# Orden de trabajo A
Responde estas preguntas sobre el texto acerca de Joe Biden:
(i) Según quien escribe, ¿qué fue lo que le hizo el día?
(ii) ¿Qué dos cualidades atribuye el texto a Biden?
(iii) ¿A qué edad fue elegido Biden senador por primera vez?
# Orden de trabajo B
Resume en dos oraciones el texto sobre Joe Biden.

# Texto mostrado
- - - -
El sábado pasado, cuando se confirmaron los resultados de las elecciones en Estados Unidos, yo fui uno de los millones de ciudadanos del planeta que se alegró con la noticia. Pero debo confesar que lo que me hizo el día no fue tanto que Joe Biden haya ganado, sino que Donald Trump haya perdido.
Biden, un político de 77 años poco carismático, proclive a las meteduras de pata y mediocre como orador (especialmente si se le compara con Bill Clinton o Barack Obama), posee, sin embargo, dos de las cualidades más admirables que puede poseer cualquier político: la decencia y la voluntad de diálogo.
Elegido senador por primera vez a los 29 años, Biden mantuvo el cargo durante 40 más. Durante ese tiempo se caracterizó por su capacidad de juntar, en la misma mesa, a perro, pericote y gato. Luego, durante los ocho años en los que sirvió como vicepresidente de Barack Obama, tuvo a su cargo parte de la agenda internacional de la Casa Blanca y fue el encargado de consensuar con el Congreso la agenda legislativa del presidente.
- - - -
# Datos por examinar
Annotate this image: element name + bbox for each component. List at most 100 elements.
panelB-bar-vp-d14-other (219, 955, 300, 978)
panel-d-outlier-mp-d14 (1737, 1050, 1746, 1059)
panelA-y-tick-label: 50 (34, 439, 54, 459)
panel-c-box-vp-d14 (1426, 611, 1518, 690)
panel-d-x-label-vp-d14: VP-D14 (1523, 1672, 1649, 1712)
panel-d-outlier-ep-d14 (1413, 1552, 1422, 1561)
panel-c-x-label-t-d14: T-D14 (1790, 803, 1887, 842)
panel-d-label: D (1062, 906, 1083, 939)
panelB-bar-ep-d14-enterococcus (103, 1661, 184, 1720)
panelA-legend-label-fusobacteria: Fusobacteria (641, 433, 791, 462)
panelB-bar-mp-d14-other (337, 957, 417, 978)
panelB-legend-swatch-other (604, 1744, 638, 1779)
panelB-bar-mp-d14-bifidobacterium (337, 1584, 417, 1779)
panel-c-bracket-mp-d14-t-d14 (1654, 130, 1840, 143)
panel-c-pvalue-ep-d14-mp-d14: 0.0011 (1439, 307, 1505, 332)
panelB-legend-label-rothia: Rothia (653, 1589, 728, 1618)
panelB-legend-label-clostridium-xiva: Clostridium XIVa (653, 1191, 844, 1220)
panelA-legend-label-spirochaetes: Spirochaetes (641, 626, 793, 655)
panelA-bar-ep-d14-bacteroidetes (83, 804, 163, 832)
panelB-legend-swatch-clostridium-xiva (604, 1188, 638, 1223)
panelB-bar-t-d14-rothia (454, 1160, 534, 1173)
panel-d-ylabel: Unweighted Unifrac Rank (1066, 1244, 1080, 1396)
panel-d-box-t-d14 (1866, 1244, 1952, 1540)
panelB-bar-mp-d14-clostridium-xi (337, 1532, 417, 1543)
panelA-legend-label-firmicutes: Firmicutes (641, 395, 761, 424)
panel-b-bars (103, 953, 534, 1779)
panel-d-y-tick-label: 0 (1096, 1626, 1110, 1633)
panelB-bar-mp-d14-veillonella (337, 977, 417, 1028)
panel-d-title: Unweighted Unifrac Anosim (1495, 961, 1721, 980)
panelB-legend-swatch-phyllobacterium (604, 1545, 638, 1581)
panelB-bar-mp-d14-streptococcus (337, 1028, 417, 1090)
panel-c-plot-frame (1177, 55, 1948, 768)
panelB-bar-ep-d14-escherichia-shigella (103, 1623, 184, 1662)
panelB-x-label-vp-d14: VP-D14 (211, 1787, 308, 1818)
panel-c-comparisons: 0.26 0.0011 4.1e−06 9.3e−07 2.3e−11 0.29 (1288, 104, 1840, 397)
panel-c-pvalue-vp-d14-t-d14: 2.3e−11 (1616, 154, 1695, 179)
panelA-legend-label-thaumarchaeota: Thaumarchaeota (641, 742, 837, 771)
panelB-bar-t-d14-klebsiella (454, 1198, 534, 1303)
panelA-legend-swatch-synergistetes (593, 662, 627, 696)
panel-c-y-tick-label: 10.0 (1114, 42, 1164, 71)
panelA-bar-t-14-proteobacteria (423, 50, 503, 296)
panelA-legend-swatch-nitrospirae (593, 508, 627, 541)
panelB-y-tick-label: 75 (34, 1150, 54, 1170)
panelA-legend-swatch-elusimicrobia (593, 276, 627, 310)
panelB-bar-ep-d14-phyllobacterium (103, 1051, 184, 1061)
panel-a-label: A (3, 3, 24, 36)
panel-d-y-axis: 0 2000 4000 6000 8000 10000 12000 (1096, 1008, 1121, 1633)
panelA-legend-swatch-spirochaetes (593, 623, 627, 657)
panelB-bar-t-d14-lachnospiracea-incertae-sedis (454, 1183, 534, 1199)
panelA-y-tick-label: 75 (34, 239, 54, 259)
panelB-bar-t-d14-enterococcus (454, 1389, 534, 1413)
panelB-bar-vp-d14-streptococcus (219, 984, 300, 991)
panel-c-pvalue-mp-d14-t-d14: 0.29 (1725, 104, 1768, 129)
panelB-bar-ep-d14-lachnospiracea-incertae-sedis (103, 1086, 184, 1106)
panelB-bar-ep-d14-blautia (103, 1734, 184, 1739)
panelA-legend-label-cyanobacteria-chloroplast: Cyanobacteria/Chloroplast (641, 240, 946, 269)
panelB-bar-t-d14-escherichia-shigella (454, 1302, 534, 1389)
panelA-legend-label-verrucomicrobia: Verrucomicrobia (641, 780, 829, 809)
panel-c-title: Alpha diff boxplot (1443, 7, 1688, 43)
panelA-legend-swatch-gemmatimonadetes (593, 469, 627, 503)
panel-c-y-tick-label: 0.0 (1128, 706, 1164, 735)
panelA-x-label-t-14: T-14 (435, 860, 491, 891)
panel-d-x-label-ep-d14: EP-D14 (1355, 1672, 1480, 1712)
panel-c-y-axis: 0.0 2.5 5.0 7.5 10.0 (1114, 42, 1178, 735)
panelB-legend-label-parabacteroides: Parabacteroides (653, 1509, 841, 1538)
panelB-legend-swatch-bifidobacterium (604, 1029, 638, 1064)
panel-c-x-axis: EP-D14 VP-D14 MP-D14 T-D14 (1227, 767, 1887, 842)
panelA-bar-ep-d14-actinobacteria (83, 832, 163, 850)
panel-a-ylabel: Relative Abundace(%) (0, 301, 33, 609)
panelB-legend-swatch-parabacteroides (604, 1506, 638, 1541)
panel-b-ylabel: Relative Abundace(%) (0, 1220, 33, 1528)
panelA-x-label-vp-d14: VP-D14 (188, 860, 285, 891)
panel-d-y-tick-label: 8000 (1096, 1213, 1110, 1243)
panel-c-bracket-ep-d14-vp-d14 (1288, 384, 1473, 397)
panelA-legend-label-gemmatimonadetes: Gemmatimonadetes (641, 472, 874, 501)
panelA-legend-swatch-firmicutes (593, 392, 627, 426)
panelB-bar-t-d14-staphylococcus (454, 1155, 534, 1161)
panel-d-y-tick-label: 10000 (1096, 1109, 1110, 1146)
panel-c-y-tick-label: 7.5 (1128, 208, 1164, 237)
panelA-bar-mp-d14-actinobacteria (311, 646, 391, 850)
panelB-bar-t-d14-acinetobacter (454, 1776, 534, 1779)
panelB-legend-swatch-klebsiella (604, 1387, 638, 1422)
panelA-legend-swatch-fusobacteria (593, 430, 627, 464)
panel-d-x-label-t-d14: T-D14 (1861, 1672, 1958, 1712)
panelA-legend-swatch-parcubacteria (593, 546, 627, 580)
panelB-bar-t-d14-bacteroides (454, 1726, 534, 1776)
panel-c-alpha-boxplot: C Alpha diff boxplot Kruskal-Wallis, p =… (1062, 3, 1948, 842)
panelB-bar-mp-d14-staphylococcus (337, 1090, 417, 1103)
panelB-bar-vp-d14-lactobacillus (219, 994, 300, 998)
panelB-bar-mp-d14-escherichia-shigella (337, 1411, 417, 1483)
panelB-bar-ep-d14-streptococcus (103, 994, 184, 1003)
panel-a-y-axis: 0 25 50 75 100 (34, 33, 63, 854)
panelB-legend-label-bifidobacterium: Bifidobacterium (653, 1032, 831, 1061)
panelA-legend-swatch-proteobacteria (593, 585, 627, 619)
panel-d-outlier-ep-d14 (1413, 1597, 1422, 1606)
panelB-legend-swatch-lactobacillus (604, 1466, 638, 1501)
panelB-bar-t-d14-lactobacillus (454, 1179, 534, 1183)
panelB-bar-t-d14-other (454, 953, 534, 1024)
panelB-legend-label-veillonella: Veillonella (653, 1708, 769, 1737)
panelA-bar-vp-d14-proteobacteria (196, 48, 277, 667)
- - - -
# Respuesta a la tarea A
(i) Que Donald Trump perdiera, más que el hecho de que Joe Biden ganara.
(ii) La decencia y la voluntad de diálogo.
(iii) A los 29 años.

# Respuesta a la tarea B
Quien escribe se alegró por el resultado de las elecciones en Estados Unidos, sobre todo porque perdió Donald Trump, más que porque ganó Joe Biden. Aunque Biden es poco carismático, proclive a las meteduras de pata y mediocre como orador, tiene decencia y voluntad de diálogo, y durante sus 40 años como senador y sus ocho años como vicepresidente de Barack Obama supo juntar en la misma mesa a partes muy distintas y consensuar con el Congreso la agenda legislativa del presidente.